» DESCRIPTION OF THE TASK:
For the entries that follow, tally the lines holding the string "this". Give the total and nothing else.

» TASK INPUT:

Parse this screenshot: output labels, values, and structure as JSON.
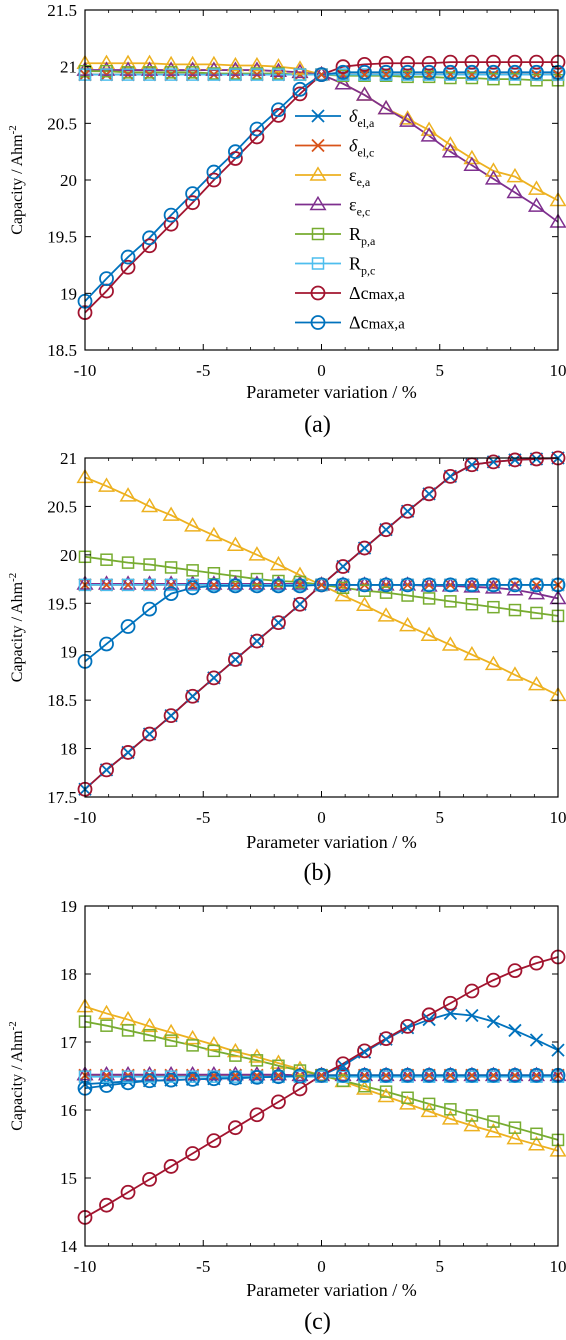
{
  "chart_data": [
    {
      "type": "line",
      "caption": "(a)",
      "xlabel": "Parameter variation / %",
      "ylabel": "Capacity / Ahm",
      "ylabel_sup": "-2",
      "xlim": [
        -10,
        10
      ],
      "ylim": [
        18.5,
        21.5
      ],
      "x_ticks": [
        -10,
        -5,
        0,
        5,
        10
      ],
      "x_tick_labels": [
        "-10",
        "-5",
        "0",
        "5",
        "10"
      ],
      "y_ticks": [
        18.5,
        19,
        19.5,
        20,
        20.5,
        21,
        21.5
      ],
      "y_tick_labels": [
        "18.5",
        "19",
        "19.5",
        "20",
        "20.5",
        "21",
        "21.5"
      ],
      "legend_position": "center",
      "x": [
        -10,
        -9.09,
        -8.18,
        -7.27,
        -6.36,
        -5.45,
        -4.55,
        -3.64,
        -2.73,
        -1.82,
        -0.91,
        0,
        0.91,
        1.82,
        2.73,
        3.64,
        4.55,
        5.45,
        6.36,
        7.27,
        8.18,
        9.09,
        10
      ],
      "series": [
        {
          "name": "δel,a",
          "label_main": "δ",
          "label_sub": "el,a",
          "color": "#0072BD",
          "marker": "x",
          "values": [
            20.93,
            20.93,
            20.93,
            20.93,
            20.93,
            20.93,
            20.93,
            20.93,
            20.93,
            20.93,
            20.93,
            20.93,
            20.93,
            20.93,
            20.93,
            20.93,
            20.93,
            20.93,
            20.93,
            20.93,
            20.93,
            20.93,
            20.93
          ]
        },
        {
          "name": "δel,c",
          "label_main": "δ",
          "label_sub": "el,c",
          "color": "#D95319",
          "marker": "x",
          "values": [
            20.93,
            20.93,
            20.93,
            20.93,
            20.93,
            20.93,
            20.93,
            20.93,
            20.93,
            20.93,
            20.93,
            20.93,
            20.93,
            20.93,
            20.93,
            20.93,
            20.93,
            20.93,
            20.93,
            20.93,
            20.93,
            20.93,
            20.93
          ]
        },
        {
          "name": "εe,a",
          "label_main": "ε",
          "label_sub": "e,a",
          "color": "#EDB120",
          "marker": "triangle",
          "values": [
            21.03,
            21.03,
            21.03,
            21.03,
            21.02,
            21.02,
            21.02,
            21.01,
            21.01,
            21.0,
            20.98,
            20.93,
            20.85,
            20.75,
            20.63,
            20.54,
            20.44,
            20.31,
            20.19,
            20.08,
            20.03,
            19.92,
            19.82
          ]
        },
        {
          "name": "εe,c",
          "label_main": "ε",
          "label_sub": "e,c",
          "color": "#7E2F8E",
          "marker": "triangle",
          "values": [
            20.97,
            20.97,
            20.97,
            20.97,
            20.97,
            20.97,
            20.97,
            20.97,
            20.97,
            20.96,
            20.95,
            20.93,
            20.85,
            20.75,
            20.63,
            20.52,
            20.39,
            20.25,
            20.13,
            20.01,
            19.89,
            19.77,
            19.63
          ]
        },
        {
          "name": "Rp,a",
          "label_main": "R",
          "label_sub": "p,a",
          "color": "#77AC30",
          "marker": "square",
          "values": [
            20.96,
            20.96,
            20.95,
            20.95,
            20.95,
            20.95,
            20.94,
            20.94,
            20.94,
            20.94,
            20.93,
            20.93,
            20.92,
            20.92,
            20.92,
            20.91,
            20.91,
            20.9,
            20.9,
            20.89,
            20.89,
            20.88,
            20.88
          ]
        },
        {
          "name": "Rp,c",
          "label_main": "R",
          "label_sub": "p,c",
          "color": "#4DBEEE",
          "marker": "square",
          "values": [
            20.93,
            20.93,
            20.93,
            20.93,
            20.93,
            20.93,
            20.93,
            20.93,
            20.93,
            20.93,
            20.93,
            20.93,
            20.93,
            20.93,
            20.93,
            20.93,
            20.93,
            20.93,
            20.93,
            20.93,
            20.93,
            20.93,
            20.93
          ]
        },
        {
          "name": "Δcmax,a",
          "label_main": "Δc",
          "label_sub": "max,a",
          "color": "#A2142F",
          "marker": "circle",
          "values": [
            18.83,
            19.02,
            19.23,
            19.42,
            19.61,
            19.8,
            20.0,
            20.19,
            20.38,
            20.57,
            20.76,
            20.93,
            21.0,
            21.02,
            21.03,
            21.03,
            21.03,
            21.04,
            21.04,
            21.04,
            21.04,
            21.04,
            21.04
          ]
        },
        {
          "name": "Δcmax,a",
          "label_main": "Δc",
          "label_sub": "max,a",
          "color": "#0072BD",
          "marker": "circle",
          "values": [
            18.93,
            19.13,
            19.32,
            19.49,
            19.69,
            19.88,
            20.07,
            20.25,
            20.45,
            20.62,
            20.8,
            20.93,
            20.95,
            20.95,
            20.95,
            20.95,
            20.95,
            20.95,
            20.95,
            20.95,
            20.95,
            20.95,
            20.95
          ]
        }
      ]
    },
    {
      "type": "line",
      "caption": "(b)",
      "xlabel": "Parameter variation / %",
      "ylabel": "Capacity / Ahm",
      "ylabel_sup": "-2",
      "xlim": [
        -10,
        10
      ],
      "ylim": [
        17.5,
        21
      ],
      "x_ticks": [
        -10,
        -5,
        0,
        5,
        10
      ],
      "x_tick_labels": [
        "-10",
        "-5",
        "0",
        "5",
        "10"
      ],
      "y_ticks": [
        17.5,
        18,
        18.5,
        19,
        19.5,
        20,
        20.5,
        21
      ],
      "y_tick_labels": [
        "17.5",
        "18",
        "18.5",
        "19",
        "19.5",
        "20",
        "20.5",
        "21"
      ],
      "x": [
        -10,
        -9.09,
        -8.18,
        -7.27,
        -6.36,
        -5.45,
        -4.55,
        -3.64,
        -2.73,
        -1.82,
        -0.91,
        0,
        0.91,
        1.82,
        2.73,
        3.64,
        4.55,
        5.45,
        6.36,
        7.27,
        8.18,
        9.09,
        10
      ],
      "series": [
        {
          "name": "δel,a",
          "color": "#0072BD",
          "marker": "x",
          "values": [
            17.58,
            17.78,
            17.96,
            18.15,
            18.34,
            18.54,
            18.73,
            18.92,
            19.11,
            19.3,
            19.49,
            19.69,
            19.88,
            20.07,
            20.26,
            20.45,
            20.63,
            20.81,
            20.93,
            20.96,
            20.98,
            20.99,
            21.0
          ]
        },
        {
          "name": "δel,c",
          "color": "#D95319",
          "marker": "x",
          "values": [
            19.69,
            19.69,
            19.69,
            19.69,
            19.69,
            19.69,
            19.69,
            19.69,
            19.69,
            19.69,
            19.69,
            19.69,
            19.69,
            19.69,
            19.69,
            19.69,
            19.69,
            19.69,
            19.69,
            19.69,
            19.69,
            19.69,
            19.69
          ]
        },
        {
          "name": "εe,a",
          "color": "#EDB120",
          "marker": "triangle",
          "values": [
            20.8,
            20.71,
            20.61,
            20.5,
            20.41,
            20.3,
            20.2,
            20.1,
            20.0,
            19.9,
            19.79,
            19.69,
            19.58,
            19.48,
            19.37,
            19.27,
            19.17,
            19.07,
            18.97,
            18.87,
            18.76,
            18.66,
            18.55
          ]
        },
        {
          "name": "εe,c",
          "color": "#7E2F8E",
          "marker": "triangle",
          "values": [
            19.7,
            19.7,
            19.7,
            19.7,
            19.7,
            19.7,
            19.7,
            19.7,
            19.7,
            19.7,
            19.7,
            19.69,
            19.69,
            19.69,
            19.69,
            19.69,
            19.68,
            19.68,
            19.67,
            19.66,
            19.64,
            19.6,
            19.55
          ]
        },
        {
          "name": "Rp,a",
          "color": "#77AC30",
          "marker": "square",
          "values": [
            19.98,
            19.95,
            19.92,
            19.9,
            19.87,
            19.84,
            19.81,
            19.78,
            19.75,
            19.73,
            19.72,
            19.69,
            19.66,
            19.63,
            19.61,
            19.58,
            19.55,
            19.52,
            19.49,
            19.46,
            19.43,
            19.4,
            19.37
          ]
        },
        {
          "name": "Rp,c",
          "color": "#4DBEEE",
          "marker": "square",
          "values": [
            19.69,
            19.69,
            19.69,
            19.69,
            19.69,
            19.69,
            19.69,
            19.69,
            19.69,
            19.69,
            19.69,
            19.69,
            19.69,
            19.69,
            19.69,
            19.69,
            19.69,
            19.69,
            19.69,
            19.69,
            19.69,
            19.69,
            19.69
          ]
        },
        {
          "name": "Δcmax,a",
          "color": "#A2142F",
          "marker": "circle",
          "values": [
            17.58,
            17.78,
            17.96,
            18.15,
            18.34,
            18.54,
            18.73,
            18.92,
            19.11,
            19.3,
            19.49,
            19.69,
            19.88,
            20.07,
            20.26,
            20.45,
            20.63,
            20.81,
            20.93,
            20.96,
            20.98,
            20.99,
            21.0
          ]
        },
        {
          "name": "Δcmax,a",
          "color": "#0072BD",
          "marker": "circle",
          "values": [
            18.9,
            19.08,
            19.26,
            19.44,
            19.6,
            19.66,
            19.68,
            19.68,
            19.68,
            19.68,
            19.68,
            19.69,
            19.69,
            19.69,
            19.69,
            19.69,
            19.69,
            19.69,
            19.69,
            19.69,
            19.69,
            19.69,
            19.69
          ]
        }
      ]
    },
    {
      "type": "line",
      "caption": "(c)",
      "xlabel": "Parameter variation / %",
      "ylabel": "Capacity / Ahm",
      "ylabel_sup": "-2",
      "xlim": [
        -10,
        10
      ],
      "ylim": [
        14,
        19
      ],
      "x_ticks": [
        -10,
        -5,
        0,
        5,
        10
      ],
      "x_tick_labels": [
        "-10",
        "-5",
        "0",
        "5",
        "10"
      ],
      "y_ticks": [
        14,
        15,
        16,
        17,
        18,
        19
      ],
      "y_tick_labels": [
        "14",
        "15",
        "16",
        "17",
        "18",
        "19"
      ],
      "x": [
        -10,
        -9.09,
        -8.18,
        -7.27,
        -6.36,
        -5.45,
        -4.55,
        -3.64,
        -2.73,
        -1.82,
        -0.91,
        0,
        0.91,
        1.82,
        2.73,
        3.64,
        4.55,
        5.45,
        6.36,
        7.27,
        8.18,
        9.09,
        10
      ],
      "series": [
        {
          "name": "δel,a",
          "color": "#0072BD",
          "marker": "x",
          "values": [
            16.38,
            16.4,
            16.42,
            16.43,
            16.44,
            16.45,
            16.46,
            16.47,
            16.48,
            16.49,
            16.5,
            16.51,
            16.65,
            16.85,
            17.04,
            17.21,
            17.33,
            17.42,
            17.39,
            17.3,
            17.17,
            17.03,
            16.88
          ]
        },
        {
          "name": "δel,c",
          "color": "#D95319",
          "marker": "x",
          "values": [
            16.51,
            16.51,
            16.51,
            16.51,
            16.51,
            16.51,
            16.51,
            16.51,
            16.51,
            16.51,
            16.51,
            16.51,
            16.51,
            16.51,
            16.51,
            16.51,
            16.51,
            16.51,
            16.51,
            16.51,
            16.51,
            16.51,
            16.51
          ]
        },
        {
          "name": "εe,a",
          "color": "#EDB120",
          "marker": "triangle",
          "values": [
            17.52,
            17.42,
            17.33,
            17.23,
            17.14,
            17.05,
            16.96,
            16.86,
            16.78,
            16.69,
            16.6,
            16.51,
            16.42,
            16.31,
            16.2,
            16.09,
            15.98,
            15.87,
            15.77,
            15.68,
            15.58,
            15.49,
            15.4
          ]
        },
        {
          "name": "εe,c",
          "color": "#7E2F8E",
          "marker": "triangle",
          "values": [
            16.52,
            16.52,
            16.52,
            16.52,
            16.52,
            16.52,
            16.52,
            16.52,
            16.52,
            16.52,
            16.51,
            16.51,
            16.51,
            16.51,
            16.51,
            16.51,
            16.51,
            16.51,
            16.51,
            16.51,
            16.51,
            16.51,
            16.51
          ]
        },
        {
          "name": "Rp,a",
          "color": "#77AC30",
          "marker": "square",
          "values": [
            17.3,
            17.24,
            17.17,
            17.1,
            17.02,
            16.95,
            16.87,
            16.8,
            16.73,
            16.65,
            16.58,
            16.51,
            16.43,
            16.35,
            16.27,
            16.18,
            16.09,
            16.01,
            15.92,
            15.83,
            15.74,
            15.65,
            15.56
          ]
        },
        {
          "name": "Rp,c",
          "color": "#4DBEEE",
          "marker": "square",
          "values": [
            16.49,
            16.49,
            16.49,
            16.49,
            16.49,
            16.49,
            16.49,
            16.49,
            16.49,
            16.49,
            16.49,
            16.49,
            16.49,
            16.49,
            16.49,
            16.49,
            16.49,
            16.49,
            16.49,
            16.49,
            16.49,
            16.49,
            16.49
          ]
        },
        {
          "name": "Δcmax,a",
          "color": "#A2142F",
          "marker": "circle",
          "values": [
            14.42,
            14.6,
            14.79,
            14.98,
            15.17,
            15.36,
            15.55,
            15.74,
            15.93,
            16.12,
            16.31,
            16.51,
            16.68,
            16.87,
            17.05,
            17.23,
            17.4,
            17.57,
            17.75,
            17.91,
            18.05,
            18.16,
            18.25
          ]
        },
        {
          "name": "Δcmax,a",
          "color": "#0072BD",
          "marker": "circle",
          "values": [
            16.32,
            16.36,
            16.4,
            16.43,
            16.44,
            16.45,
            16.46,
            16.47,
            16.48,
            16.49,
            16.5,
            16.51,
            16.51,
            16.51,
            16.51,
            16.51,
            16.51,
            16.51,
            16.51,
            16.51,
            16.51,
            16.51,
            16.51
          ]
        }
      ]
    }
  ]
}
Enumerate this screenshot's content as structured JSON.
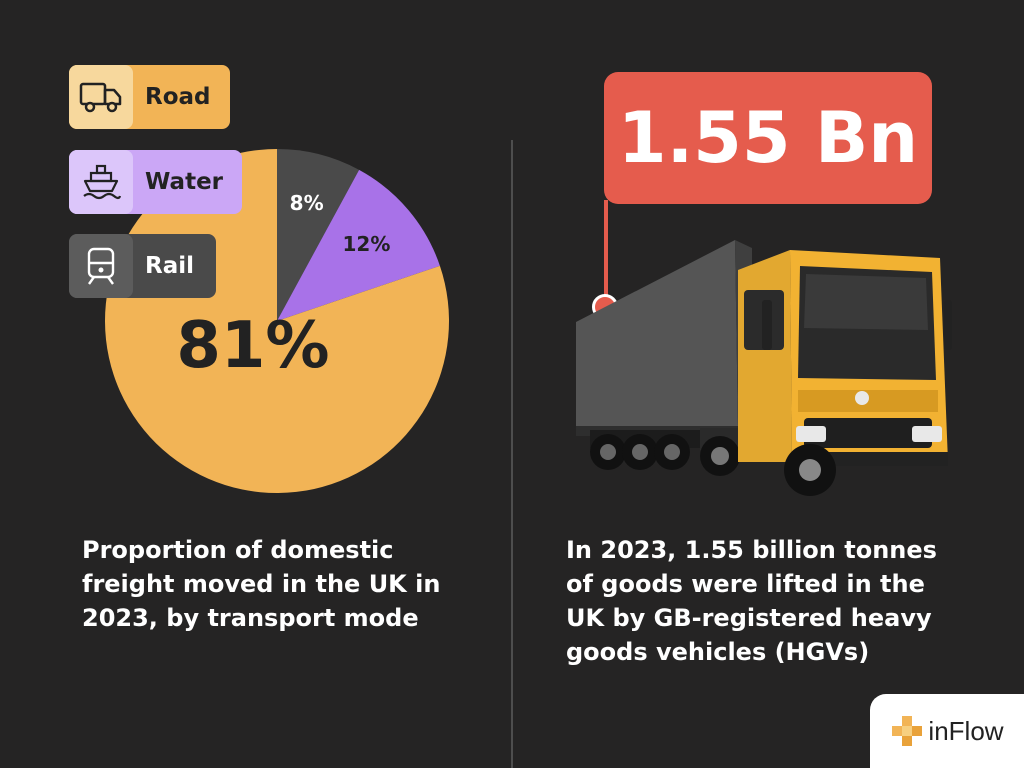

» EXERCISE OUTPUT:
2